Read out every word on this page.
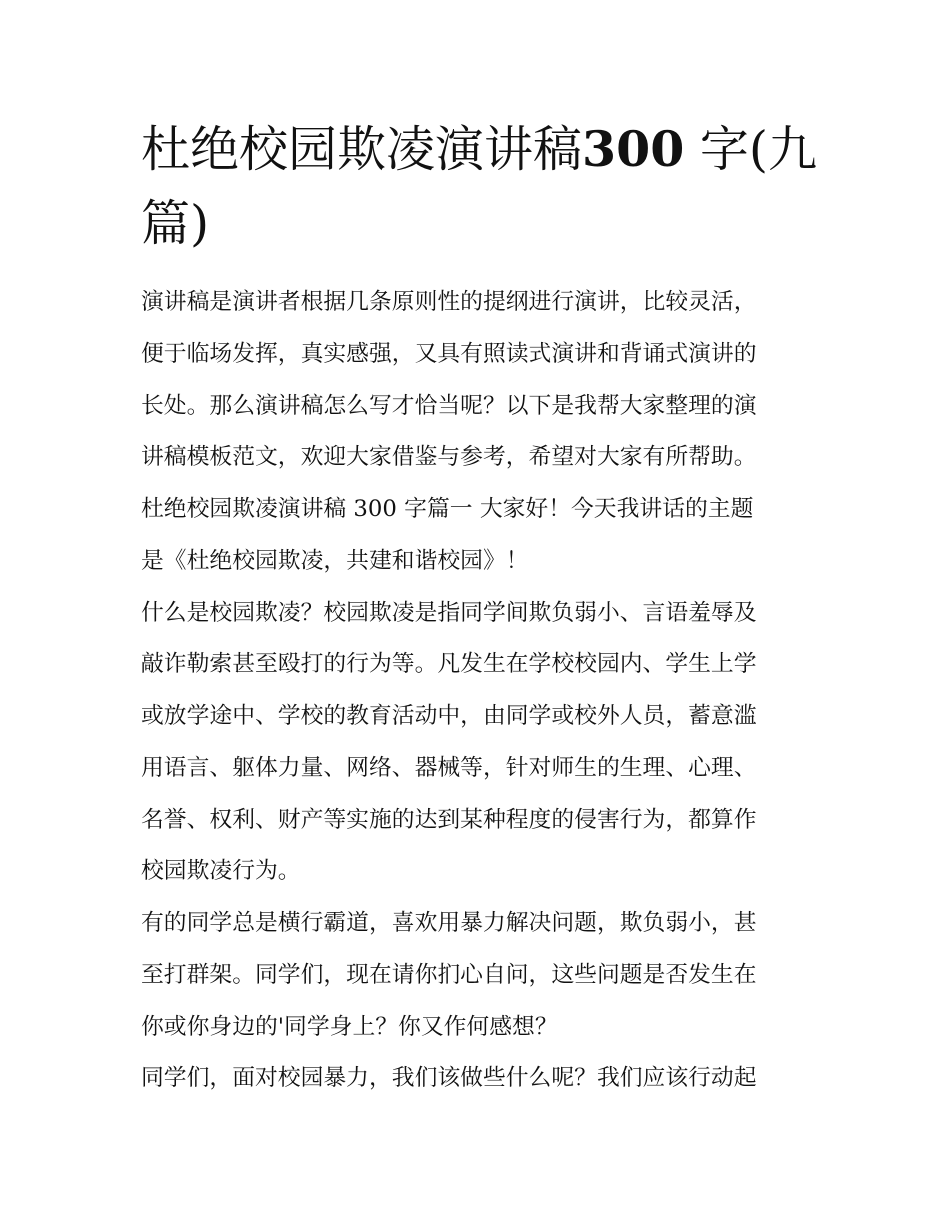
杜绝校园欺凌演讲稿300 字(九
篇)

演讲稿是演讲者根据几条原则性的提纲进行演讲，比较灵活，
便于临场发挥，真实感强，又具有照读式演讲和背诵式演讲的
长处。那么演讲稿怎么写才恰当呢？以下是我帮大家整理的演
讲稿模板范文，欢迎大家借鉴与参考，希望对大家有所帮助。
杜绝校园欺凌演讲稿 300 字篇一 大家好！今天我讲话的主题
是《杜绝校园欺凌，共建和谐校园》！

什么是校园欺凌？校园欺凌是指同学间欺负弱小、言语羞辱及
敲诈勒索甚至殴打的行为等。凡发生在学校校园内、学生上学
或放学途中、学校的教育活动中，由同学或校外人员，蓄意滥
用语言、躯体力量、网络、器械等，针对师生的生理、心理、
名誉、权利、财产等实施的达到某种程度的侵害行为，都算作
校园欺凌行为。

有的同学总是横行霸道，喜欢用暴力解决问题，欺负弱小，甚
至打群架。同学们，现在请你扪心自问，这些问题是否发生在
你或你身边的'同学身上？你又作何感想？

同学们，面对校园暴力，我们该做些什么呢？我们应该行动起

Task description — Reproduce the whole listing exactly, but not the images in it.

Complete output —
Read out every word on this page.
杜绝校园欺凌演讲稿300 字(九
篇)

演讲稿是演讲者根据几条原则性的提纲进行演讲，比较灵活，
便于临场发挥，真实感强，又具有照读式演讲和背诵式演讲的
长处。那么演讲稿怎么写才恰当呢？以下是我帮大家整理的演
讲稿模板范文，欢迎大家借鉴与参考，希望对大家有所帮助。
杜绝校园欺凌演讲稿 300 字篇一 大家好！今天我讲话的主题
是《杜绝校园欺凌，共建和谐校园》！

什么是校园欺凌？校园欺凌是指同学间欺负弱小、言语羞辱及
敲诈勒索甚至殴打的行为等。凡发生在学校校园内、学生上学
或放学途中、学校的教育活动中，由同学或校外人员，蓄意滥
用语言、躯体力量、网络、器械等，针对师生的生理、心理、
名誉、权利、财产等实施的达到某种程度的侵害行为，都算作
校园欺凌行为。

有的同学总是横行霸道，喜欢用暴力解决问题，欺负弱小，甚
至打群架。同学们，现在请你扪心自问，这些问题是否发生在
你或你身边的'同学身上？你又作何感想？

同学们，面对校园暴力，我们该做些什么呢？我们应该行动起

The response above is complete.